▶ [What to work on]:
Print the entries below word for word; the pictures stay out of your copy.

(Recorded data)
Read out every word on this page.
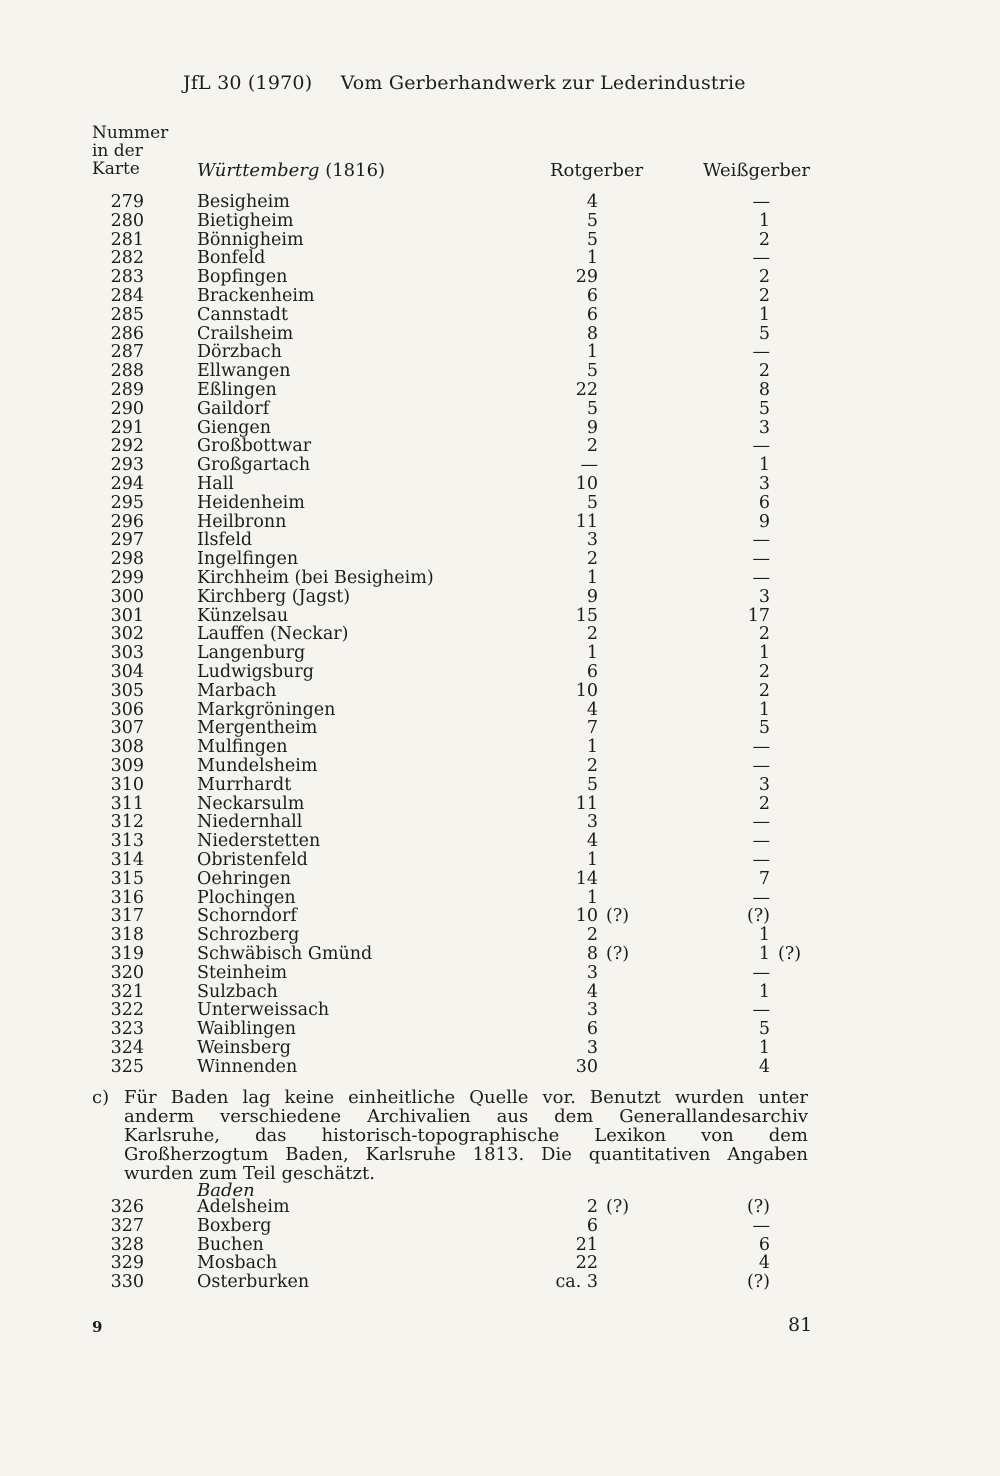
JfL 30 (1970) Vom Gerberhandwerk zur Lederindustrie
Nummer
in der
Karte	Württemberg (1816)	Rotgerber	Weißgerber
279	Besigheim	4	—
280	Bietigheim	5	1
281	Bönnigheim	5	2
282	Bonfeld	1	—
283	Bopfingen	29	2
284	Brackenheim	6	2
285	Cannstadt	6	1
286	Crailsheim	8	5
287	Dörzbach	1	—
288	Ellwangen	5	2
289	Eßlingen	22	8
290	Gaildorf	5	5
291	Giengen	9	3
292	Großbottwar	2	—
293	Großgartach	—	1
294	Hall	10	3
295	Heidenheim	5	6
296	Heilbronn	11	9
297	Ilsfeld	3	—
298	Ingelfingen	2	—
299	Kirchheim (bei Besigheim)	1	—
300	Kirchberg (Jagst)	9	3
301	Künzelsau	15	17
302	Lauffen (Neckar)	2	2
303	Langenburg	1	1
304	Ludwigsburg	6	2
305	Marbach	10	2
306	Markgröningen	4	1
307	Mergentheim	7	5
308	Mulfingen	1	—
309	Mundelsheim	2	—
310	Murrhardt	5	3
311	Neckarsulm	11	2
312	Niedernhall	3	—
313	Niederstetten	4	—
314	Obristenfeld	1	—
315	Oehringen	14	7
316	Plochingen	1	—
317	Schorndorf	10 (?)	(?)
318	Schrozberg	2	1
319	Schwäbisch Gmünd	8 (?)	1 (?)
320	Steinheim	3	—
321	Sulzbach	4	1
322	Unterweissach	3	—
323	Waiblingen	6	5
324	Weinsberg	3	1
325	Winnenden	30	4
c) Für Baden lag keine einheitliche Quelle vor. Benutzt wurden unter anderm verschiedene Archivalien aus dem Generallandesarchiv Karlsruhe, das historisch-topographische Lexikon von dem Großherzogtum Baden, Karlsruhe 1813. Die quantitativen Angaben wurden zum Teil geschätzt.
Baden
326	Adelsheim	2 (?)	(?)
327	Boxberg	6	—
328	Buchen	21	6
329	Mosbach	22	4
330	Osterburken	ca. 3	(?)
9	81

▶ [Written answer]:
Read out every word on this page.
JfL 30 (1970) Vom Gerberhandwerk zur Lederindustrie
Nummer
in der
Karte	Württemberg (1816)	Rotgerber	Weißgerber
279	Besigheim	4	—
280	Bietigheim	5	1
281	Bönnigheim	5	2
282	Bonfeld	1	—
283	Bopfingen	29	2
284	Brackenheim	6	2
285	Cannstadt	6	1
286	Crailsheim	8	5
287	Dörzbach	1	—
288	Ellwangen	5	2
289	Eßlingen	22	8
290	Gaildorf	5	5
291	Giengen	9	3
292	Großbottwar	2	—
293	Großgartach	—	1
294	Hall	10	3
295	Heidenheim	5	6
296	Heilbronn	11	9
297	Ilsfeld	3	—
298	Ingelfingen	2	—
299	Kirchheim (bei Besigheim)	1	—
300	Kirchberg (Jagst)	9	3
301	Künzelsau	15	17
302	Lauffen (Neckar)	2	2
303	Langenburg	1	1
304	Ludwigsburg	6	2
305	Marbach	10	2
306	Markgröningen	4	1
307	Mergentheim	7	5
308	Mulfingen	1	—
309	Mundelsheim	2	—
310	Murrhardt	5	3
311	Neckarsulm	11	2
312	Niedernhall	3	—
313	Niederstetten	4	—
314	Obristenfeld	1	—
315	Oehringen	14	7
316	Plochingen	1	—
317	Schorndorf	10 (?)	(?)
318	Schrozberg	2	1
319	Schwäbisch Gmünd	8 (?)	1 (?)
320	Steinheim	3	—
321	Sulzbach	4	1
322	Unterweissach	3	—
323	Waiblingen	6	5
324	Weinsberg	3	1
325	Winnenden	30	4
c) Für Baden lag keine einheitliche Quelle vor. Benutzt wurden unter anderm verschiedene Archivalien aus dem Generallandesarchiv Karlsruhe, das historisch-topographische Lexikon von dem Großherzogtum Baden, Karlsruhe 1813. Die quantitativen Angaben wurden zum Teil geschätzt.
Baden
326	Adelsheim	2 (?)	(?)
327	Boxberg	6	—
328	Buchen	21	6
329	Mosbach	22	4
330	Osterburken	ca. 3	(?)
9	81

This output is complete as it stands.